_TASK TO COMPLETE:_ Which lines hold the word "靶向效應"? Copy each one.

Stored records
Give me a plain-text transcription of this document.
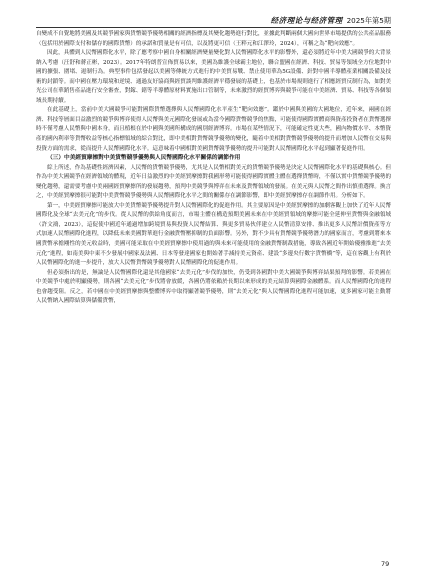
经济理论与经济管理 2025年第5期

自變成不自覺地將美國及其競爭國家與貨幣競爭優勢相關的經濟指標及其變化趨勢進行對比，並據此判斷兩個大國向世界市場提供的公共產品服務（包括用於國際支付和儲存的國際貨幣）的承諾和質量是有可信，以及將更可信（王粹元和江澤玲，2024），可稱之為“靶向效應”。

因此，具體到人民幣國際化水平，除了應考察中國自身相關經濟變量變化對人民幣國際化水平的影響外，還必須將近年中美大國競爭的大背景納入考慮（汪舒和蔣正彬，2023）。2017年特朗普宣佈貿易以來，美國為維護全球霸主地位，聯合盟國在經濟、科技、貿易等領域全方位地對中國的擴張、圍堵、遏制行為。典型事件包括發起以美國等傳統方式進行的中美貿易戰、禁止使用華為5G設備、針對中國半導體產業相關設備及技術的封鎖等。而中國在壓力環境和逆境、通過友好協商與經貿談判維護經濟平穩發展的基礎上，也基於市場規則進行了相應經貿反制行為，如對美光公司在華銷售產品進行安全審查，對鎵、鍺等半導體原材料實施出口管制等，未來激烈的經貿博弈與競爭可能在中美經濟、貿易、科技等各個領域長期持續。

在此基礎上，當前中美大國競爭可能對國際貨幣選擇與人民幣國際化水平產生“靶向效應”。鑑於中國與美國的大國地位，近年來，兩國在經濟、科技等層面目益激烈的競爭與博弈使得人民幣與美元國際化發展或為當今國際貨幣競爭的焦點，可能使得國際實體商與資產投資者在貨幣選擇時不僅考慮人民幣與中國本身，而且植根在於中國與美國所構成的國別經濟博弈。市場在某些情況下，可能確定性更大些，國內物價水平、本幣資產的國內利率等貨幣收益等核心指標領域的綜合對比，即中美相對貨幣競爭優勢的變化，隨着中美相對貨幣競爭優勢的提升而增加人民幣在交易與投資方面的需求，從而提升人民幣國際化水平。這意味着中國相對美國貨幣競爭優勢的提升可能對人民幣國際化水平起到顯著促進作用。

（三）中美經貿摩擦對中美貨幣競爭優勢與人民幣國際化水平關係的調節作用

綜上所述，作為基礎性經濟因素，人民幣的貨幣競爭優勢，尤其是人民幣相對美元的貨幣競爭優勢是決定人民幣國際化水平的基礎與核心。但作為中美大國競爭在經濟領域的體現，近年日益激烈的中美經貿摩擦對我國形勢可能使得國際實體主體在選擇貨幣時，不僅以實中貨幣競爭優勢的變化趨勢，還需要考慮中美兩國經貿摩擦所的發展趨勢，預判中美競爭與博弈在未來及貨幣領域的發展。在美元與人民幣之間作出慎重選擇。換言之，中美經貿摩擦很可能對中美貨幣競爭優勢與人民幣國際化水平之間的關係存在調節影響，即中美經貿摩擦存在調節作用。分析如下。

第一，中美經貿摩擦可能放大中美貨幣競爭優勢提升對人民幣國際化的促進作用。其主要原因是中美經貿摩擦的加劇客觀上加快了近年人民幣國際化及全球“去美元化”的步伐。從人民幣的供給角度而言，市場主體在構造預期美國未來在中美經貿領域的摩擦可能全延伸至貨幣與金融領域（許文鴻，2023），這促使中國近年通過增加跨境貿易與投資人民幣結算、與更多貿易伙伴建立人民幣清算安排、推出更多人民幣計價資產等方式加速人民幣國際化進程，以降低未來美國對華進行金融貨幣壓抑制的負面影響。另外，對不少具有貨幣競爭優勢潛力的國家而言，考慮到將來本國貨幣承擔剛性的美元收益時，美國可能采取在中美經貿摩擦中使用過的與未來可能使用的金融貨幣制裁措施，導致各國近年開始優雅推進“去美元化”進程，如南美與中東不少發展中國家及法國、日本等發達國家也開始著手減持美元資產、建設“多邊央行數字貨幣橋”等，這在客觀上有利於人民幣國際化的進一步提升，放大人民幣貨幣競爭優勢對人民幣國際化的促進作用。

但必須指出的是，無論是人民幣國際化還是其他國家“去美元化”步伐的加快，仍受到各國對中美大國競爭與博弈結果預判的影響。若美國在中美競爭中處於明顯優勢，則各國“去美元化”步伐將會放緩，各國仍將依賴於長期以來形成的美元結算與國際金融體系。而人民幣國際化的進程也會趨受阻。反之，若中國在中美經貿摩擦與整體博弈中取得顯著競爭優勢，則“去美元化”與人民幣國際化進程可能加速，更多國家可能主動將人民幣納入國際結算與儲備貨幣，

79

_TASK OUTPUT:_
自變成不自覺地將美國及其競爭國家與貨幣競爭優勢相關的經濟指標及其變化趨勢進行對比，並據此判斷兩個大國向世界市場提供的公共產品服務（包括用於國際支付和儲存的國際貨幣）的承諾和質量是有可信，以及將更可信（王粹元和江澤玲，2024），可稱之為“靶向效應”。
在此基礎上，當前中美大國競爭可能對國際貨幣選擇與人民幣國際化水平產生“靶向效應”。鑑於中國與美國的大國地位，近年來，兩國在經濟、科技等層面目益激烈的競爭與博弈使得人民幣與美元國際化發展或為當今國際貨幣競爭的焦點，可能使得國際實體商與資產投資者在貨幣選擇時不僅考慮人民幣與中國本身，而且植根在於中國與美國所構成的國別經濟博弈。市場在某些情況下，可能確定性更大些，國內物價水平、本幣資產的國內利率等貨幣收益等核心指標領域的綜合對比，即中美相對貨幣競爭優勢的變化，隨着中美相對貨幣競爭優勢的提升而增加人民幣在交易與投資方面的需求，從而提升人民幣國際化水平。這意味着中國相對美國貨幣競爭優勢的提升可能對人民幣國際化水平起到顯著促進作用。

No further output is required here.